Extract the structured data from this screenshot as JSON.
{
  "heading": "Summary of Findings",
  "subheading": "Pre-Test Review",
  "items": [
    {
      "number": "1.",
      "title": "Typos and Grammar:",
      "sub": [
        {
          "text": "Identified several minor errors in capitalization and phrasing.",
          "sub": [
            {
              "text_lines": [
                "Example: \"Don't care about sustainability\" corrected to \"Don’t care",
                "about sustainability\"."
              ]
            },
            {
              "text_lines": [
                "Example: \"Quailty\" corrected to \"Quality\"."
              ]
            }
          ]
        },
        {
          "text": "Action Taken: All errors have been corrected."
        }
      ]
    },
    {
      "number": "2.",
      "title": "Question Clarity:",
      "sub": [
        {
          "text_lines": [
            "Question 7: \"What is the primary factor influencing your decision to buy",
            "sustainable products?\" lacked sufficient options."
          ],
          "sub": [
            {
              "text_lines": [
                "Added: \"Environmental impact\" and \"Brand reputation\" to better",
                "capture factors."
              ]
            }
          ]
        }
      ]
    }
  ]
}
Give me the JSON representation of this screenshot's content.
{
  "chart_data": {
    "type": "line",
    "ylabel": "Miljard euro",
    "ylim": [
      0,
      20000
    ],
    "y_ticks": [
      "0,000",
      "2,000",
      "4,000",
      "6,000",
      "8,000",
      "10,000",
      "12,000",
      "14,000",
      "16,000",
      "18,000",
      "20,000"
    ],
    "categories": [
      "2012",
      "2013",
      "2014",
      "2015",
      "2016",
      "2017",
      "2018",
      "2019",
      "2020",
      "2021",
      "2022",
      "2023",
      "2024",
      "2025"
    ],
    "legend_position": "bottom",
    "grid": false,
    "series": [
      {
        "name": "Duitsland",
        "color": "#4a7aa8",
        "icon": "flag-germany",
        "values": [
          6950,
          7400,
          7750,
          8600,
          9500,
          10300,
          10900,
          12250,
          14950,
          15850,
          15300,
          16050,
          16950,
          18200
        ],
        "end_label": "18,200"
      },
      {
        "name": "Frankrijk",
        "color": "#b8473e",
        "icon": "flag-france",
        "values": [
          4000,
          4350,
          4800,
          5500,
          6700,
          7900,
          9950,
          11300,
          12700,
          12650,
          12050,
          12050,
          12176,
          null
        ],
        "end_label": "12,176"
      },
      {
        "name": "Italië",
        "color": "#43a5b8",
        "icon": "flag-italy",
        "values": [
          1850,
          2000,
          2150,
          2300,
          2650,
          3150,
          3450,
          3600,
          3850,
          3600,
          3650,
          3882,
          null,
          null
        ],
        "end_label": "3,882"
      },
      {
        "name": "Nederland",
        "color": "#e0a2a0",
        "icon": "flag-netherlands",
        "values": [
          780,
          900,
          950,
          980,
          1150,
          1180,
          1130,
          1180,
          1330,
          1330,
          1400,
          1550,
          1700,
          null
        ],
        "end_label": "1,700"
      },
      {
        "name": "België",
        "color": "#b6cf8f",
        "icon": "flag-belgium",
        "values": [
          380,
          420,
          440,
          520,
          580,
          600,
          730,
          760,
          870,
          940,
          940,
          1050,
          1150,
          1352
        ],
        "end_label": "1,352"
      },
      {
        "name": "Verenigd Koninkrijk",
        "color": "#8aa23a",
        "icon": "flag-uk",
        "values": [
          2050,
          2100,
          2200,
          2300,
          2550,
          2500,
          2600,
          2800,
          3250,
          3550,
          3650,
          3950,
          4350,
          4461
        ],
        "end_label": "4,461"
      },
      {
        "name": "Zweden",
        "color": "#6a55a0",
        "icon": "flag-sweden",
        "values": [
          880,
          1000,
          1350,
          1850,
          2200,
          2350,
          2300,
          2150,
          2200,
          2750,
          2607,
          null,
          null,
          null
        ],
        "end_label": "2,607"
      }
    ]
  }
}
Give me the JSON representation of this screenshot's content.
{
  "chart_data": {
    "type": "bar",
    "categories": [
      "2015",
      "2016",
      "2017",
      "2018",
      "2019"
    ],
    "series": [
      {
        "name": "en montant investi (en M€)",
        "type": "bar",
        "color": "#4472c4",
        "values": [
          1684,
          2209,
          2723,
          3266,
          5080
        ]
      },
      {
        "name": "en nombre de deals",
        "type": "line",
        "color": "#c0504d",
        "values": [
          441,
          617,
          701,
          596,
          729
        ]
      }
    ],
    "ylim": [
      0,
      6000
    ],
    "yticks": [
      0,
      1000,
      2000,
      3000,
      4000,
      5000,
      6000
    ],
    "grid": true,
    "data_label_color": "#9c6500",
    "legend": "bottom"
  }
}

---*---

→ What to do
Transcribe each entry exactly.

→ Task response
Extract the structured data from this screenshot as JSON.
{
  "heading": "Summary of Findings",
  "subheading": "Pre-Test Review",
  "items": [
    {
      "number": "1.",
      "title": "Typos and Grammar:",
      "sub": [
        {
          "text": "Identified several minor errors in capitalization and phrasing.",
          "sub": [
            {
              "text_lines": [
                "Example: \"Don't care about sustainability\" corrected to \"Don’t care",
                "about sustainability\"."
              ]
            },
            {
              "text_lines": [
                "Example: \"Quailty\" corrected to \"Quality\"."
              ]
            }
          ]
        },
        {
          "text": "Action Taken: All errors have been corrected."
        }
      ]
    },
    {
      "number": "2.",
      "title": "Question Clarity:",
      "sub": [
        {
          "text_lines": [
            "Question 7: \"What is the primary factor influencing your decision to buy",
            "sustainable products?\" lacked sufficient options."
          ],
          "sub": [
            {
              "text_lines": [
                "Added: \"Environmental impact\" and \"Brand reputation\" to better",
                "capture factors."
              ]
            }
          ]
        }
      ]
    }
  ]
}
Give me the JSON representation of this screenshot's content.
{
  "chart_data": {
    "type": "line",
    "ylabel": "Miljard euro",
    "ylim": [
      0,
      20000
    ],
    "y_ticks": [
      "0,000",
      "2,000",
      "4,000",
      "6,000",
      "8,000",
      "10,000",
      "12,000",
      "14,000",
      "16,000",
      "18,000",
      "20,000"
    ],
    "categories": [
      "2012",
      "2013",
      "2014",
      "2015",
      "2016",
      "2017",
      "2018",
      "2019",
      "2020",
      "2021",
      "2022",
      "2023",
      "2024",
      "2025"
    ],
    "legend_position": "bottom",
    "grid": false,
    "series": [
      {
        "name": "Duitsland",
        "color": "#4a7aa8",
        "icon": "flag-germany",
        "values": [
          6950,
          7400,
          7750,
          8600,
          9500,
          10300,
          10900,
          12250,
          14950,
          15850,
          15300,
          16050,
          16950,
          18200
        ],
        "end_label": "18,200"
      },
      {
        "name": "Frankrijk",
        "color": "#b8473e",
        "icon": "flag-france",
        "values": [
          4000,
          4350,
          4800,
          5500,
          6700,
          7900,
          9950,
          11300,
          12700,
          12650,
          12050,
          12050,
          12176,
          null
        ],
        "end_label": "12,176"
      },
      {
        "name": "Italië",
        "color": "#43a5b8",
        "icon": "flag-italy",
        "values": [
          1850,
          2000,
          2150,
          2300,
          2650,
          3150,
          3450,
          3600,
          3850,
          3600,
          3650,
          3882,
          null,
          null
        ],
        "end_label": "3,882"
      },
      {
        "name": "Nederland",
        "color": "#e0a2a0",
        "icon": "flag-netherlands",
        "values": [
          780,
          900,
          950,
          980,
          1150,
          1180,
          1130,
          1180,
          1330,
          1330,
          1400,
          1550,
          1700,
          null
        ],
        "end_label": "1,700"
      },
      {
        "name": "België",
        "color": "#b6cf8f",
        "icon": "flag-belgium",
        "values": [
          380,
          420,
          440,
          520,
          580,
          600,
          730,
          760,
          870,
          940,
          940,
          1050,
          1150,
          1352
        ],
        "end_label": "1,352"
      },
      {
        "name": "Verenigd Koninkrijk",
        "color": "#8aa23a",
        "icon": "flag-uk",
        "values": [
          2050,
          2100,
          2200,
          2300,
          2550,
          2500,
          2600,
          2800,
          3250,
          3550,
          3650,
          3950,
          4350,
          4461
        ],
        "end_label": "4,461"
      },
      {
        "name": "Zweden",
        "color": "#6a55a0",
        "icon": "flag-sweden",
        "values": [
          880,
          1000,
          1350,
          1850,
          2200,
          2350,
          2300,
          2150,
          2200,
          2750,
          2607,
          null,
          null,
          null
        ],
        "end_label": "2,607"
      }
    ]
  }
}
Give me the JSON representation of this screenshot's content.
{
  "chart_data": {
    "type": "bar",
    "categories": [
      "2015",
      "2016",
      "2017",
      "2018",
      "2019"
    ],
    "series": [
      {
        "name": "en montant investi (en M€)",
        "type": "bar",
        "color": "#4472c4",
        "values": [
          1684,
          2209,
          2723,
          3266,
          5080
        ]
      },
      {
        "name": "en nombre de deals",
        "type": "line",
        "color": "#c0504d",
        "values": [
          441,
          617,
          701,
          596,
          729
        ]
      }
    ],
    "ylim": [
      0,
      6000
    ],
    "yticks": [
      0,
      1000,
      2000,
      3000,
      4000,
      5000,
      6000
    ],
    "grid": true,
    "data_label_color": "#9c6500",
    "legend": "bottom"
  }
}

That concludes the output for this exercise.